(Stored rows):
◇ ◇ ◇

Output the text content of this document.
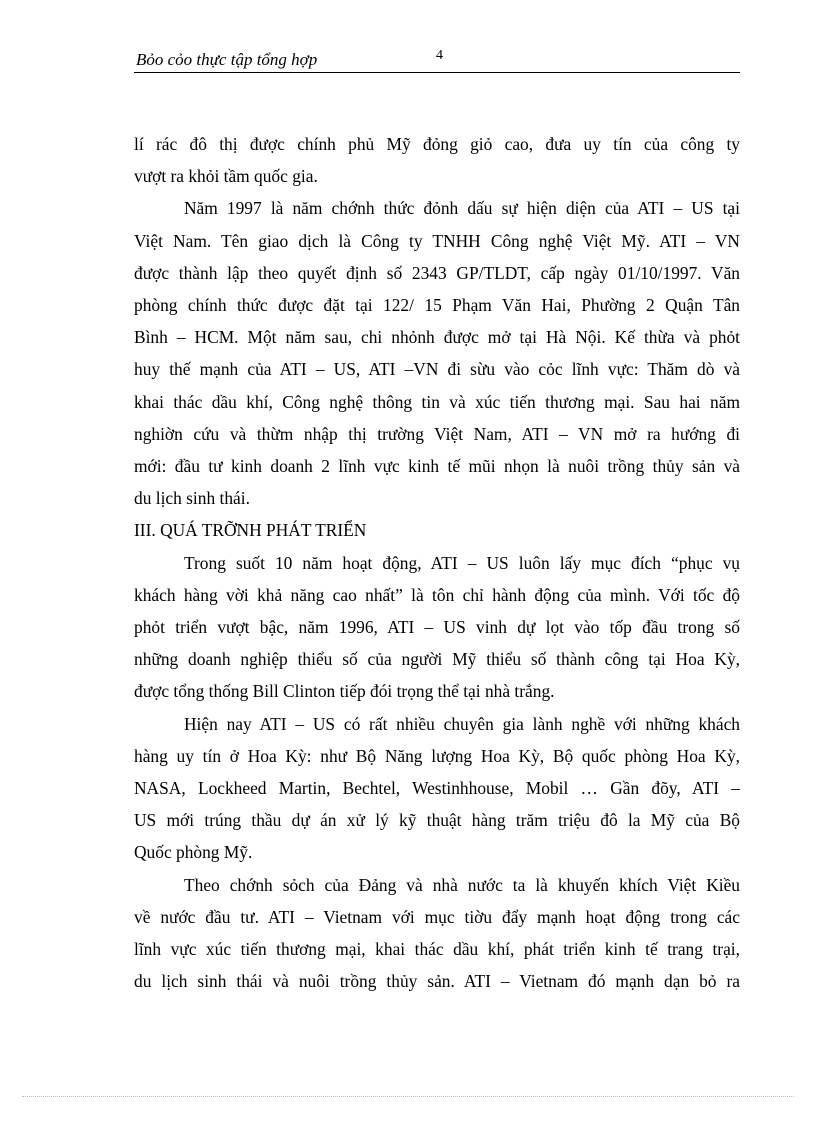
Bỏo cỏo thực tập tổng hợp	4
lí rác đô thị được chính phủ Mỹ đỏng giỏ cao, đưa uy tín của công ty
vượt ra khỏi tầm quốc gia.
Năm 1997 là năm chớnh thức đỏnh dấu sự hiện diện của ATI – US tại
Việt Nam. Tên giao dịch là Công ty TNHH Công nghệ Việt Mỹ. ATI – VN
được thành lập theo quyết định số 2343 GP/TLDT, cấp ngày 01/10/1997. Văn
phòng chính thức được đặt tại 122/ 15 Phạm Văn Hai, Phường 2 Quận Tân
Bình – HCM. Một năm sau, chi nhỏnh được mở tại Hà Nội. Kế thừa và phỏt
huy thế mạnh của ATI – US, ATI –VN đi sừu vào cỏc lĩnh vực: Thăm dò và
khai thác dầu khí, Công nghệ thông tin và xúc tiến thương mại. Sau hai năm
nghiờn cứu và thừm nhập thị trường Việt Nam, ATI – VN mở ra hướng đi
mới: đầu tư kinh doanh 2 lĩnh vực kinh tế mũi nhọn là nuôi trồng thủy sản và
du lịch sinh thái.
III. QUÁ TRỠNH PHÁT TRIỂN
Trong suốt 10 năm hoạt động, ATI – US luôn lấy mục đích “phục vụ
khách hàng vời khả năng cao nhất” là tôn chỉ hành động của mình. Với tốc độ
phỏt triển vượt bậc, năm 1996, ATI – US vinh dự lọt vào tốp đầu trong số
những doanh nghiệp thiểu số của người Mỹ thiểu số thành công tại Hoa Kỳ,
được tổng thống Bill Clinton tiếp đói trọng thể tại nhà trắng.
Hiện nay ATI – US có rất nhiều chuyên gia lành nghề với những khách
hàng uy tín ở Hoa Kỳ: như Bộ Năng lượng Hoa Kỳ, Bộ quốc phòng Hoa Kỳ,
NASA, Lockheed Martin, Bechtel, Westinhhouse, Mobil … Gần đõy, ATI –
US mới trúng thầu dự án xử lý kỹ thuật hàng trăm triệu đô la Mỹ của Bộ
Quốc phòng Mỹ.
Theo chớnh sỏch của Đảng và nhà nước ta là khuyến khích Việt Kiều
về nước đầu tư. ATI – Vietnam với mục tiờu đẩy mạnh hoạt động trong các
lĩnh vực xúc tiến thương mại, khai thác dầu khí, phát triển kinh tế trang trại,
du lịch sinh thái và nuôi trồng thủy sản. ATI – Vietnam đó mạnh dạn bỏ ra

◇ ◇ ◇

(Aim): Quote the preceding listing precisely and completely, omitting its images.

(Expected answer):
Output the text content of this document.
Bỏo cỏo thực tập tổng hợp	4
lí rác đô thị được chính phủ Mỹ đỏng giỏ cao, đưa uy tín của công ty
vượt ra khỏi tầm quốc gia.
Năm 1997 là năm chớnh thức đỏnh dấu sự hiện diện của ATI – US tại
Việt Nam. Tên giao dịch là Công ty TNHH Công nghệ Việt Mỹ. ATI – VN
được thành lập theo quyết định số 2343 GP/TLDT, cấp ngày 01/10/1997. Văn
phòng chính thức được đặt tại 122/ 15 Phạm Văn Hai, Phường 2 Quận Tân
Bình – HCM. Một năm sau, chi nhỏnh được mở tại Hà Nội. Kế thừa và phỏt
huy thế mạnh của ATI – US, ATI –VN đi sừu vào cỏc lĩnh vực: Thăm dò và
khai thác dầu khí, Công nghệ thông tin và xúc tiến thương mại. Sau hai năm
nghiờn cứu và thừm nhập thị trường Việt Nam, ATI – VN mở ra hướng đi
mới: đầu tư kinh doanh 2 lĩnh vực kinh tế mũi nhọn là nuôi trồng thủy sản và
du lịch sinh thái.
III. QUÁ TRỠNH PHÁT TRIỂN
Trong suốt 10 năm hoạt động, ATI – US luôn lấy mục đích “phục vụ
khách hàng vời khả năng cao nhất” là tôn chỉ hành động của mình. Với tốc độ
phỏt triển vượt bậc, năm 1996, ATI – US vinh dự lọt vào tốp đầu trong số
những doanh nghiệp thiểu số của người Mỹ thiểu số thành công tại Hoa Kỳ,
được tổng thống Bill Clinton tiếp đói trọng thể tại nhà trắng.
Hiện nay ATI – US có rất nhiều chuyên gia lành nghề với những khách
hàng uy tín ở Hoa Kỳ: như Bộ Năng lượng Hoa Kỳ, Bộ quốc phòng Hoa Kỳ,
NASA, Lockheed Martin, Bechtel, Westinhhouse, Mobil … Gần đõy, ATI –
US mới trúng thầu dự án xử lý kỹ thuật hàng trăm triệu đô la Mỹ của Bộ
Quốc phòng Mỹ.
Theo chớnh sỏch của Đảng và nhà nước ta là khuyến khích Việt Kiều
về nước đầu tư. ATI – Vietnam với mục tiờu đẩy mạnh hoạt động trong các
lĩnh vực xúc tiến thương mại, khai thác dầu khí, phát triển kinh tế trang trại,
du lịch sinh thái và nuôi trồng thủy sản. ATI – Vietnam đó mạnh dạn bỏ ra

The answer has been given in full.